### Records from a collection
_ _ _ _ _ _ _

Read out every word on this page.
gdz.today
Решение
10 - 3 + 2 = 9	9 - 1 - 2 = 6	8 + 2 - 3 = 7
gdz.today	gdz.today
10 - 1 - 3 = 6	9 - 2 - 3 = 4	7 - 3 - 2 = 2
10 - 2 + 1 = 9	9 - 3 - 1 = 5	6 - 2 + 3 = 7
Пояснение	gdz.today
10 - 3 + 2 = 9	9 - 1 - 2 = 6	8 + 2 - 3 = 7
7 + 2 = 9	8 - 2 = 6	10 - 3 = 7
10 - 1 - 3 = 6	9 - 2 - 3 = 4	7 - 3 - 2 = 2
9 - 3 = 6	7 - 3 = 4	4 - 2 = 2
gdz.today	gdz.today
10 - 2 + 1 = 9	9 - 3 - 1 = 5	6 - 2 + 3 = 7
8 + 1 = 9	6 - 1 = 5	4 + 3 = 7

_ _ _ _ _ _ _

### CHALLENGE
Copy all lines from the material that contain "today".

### FULL RESPONSE
gdz.today
gdz.today	gdz.today
Пояснение	gdz.today
gdz.today	gdz.today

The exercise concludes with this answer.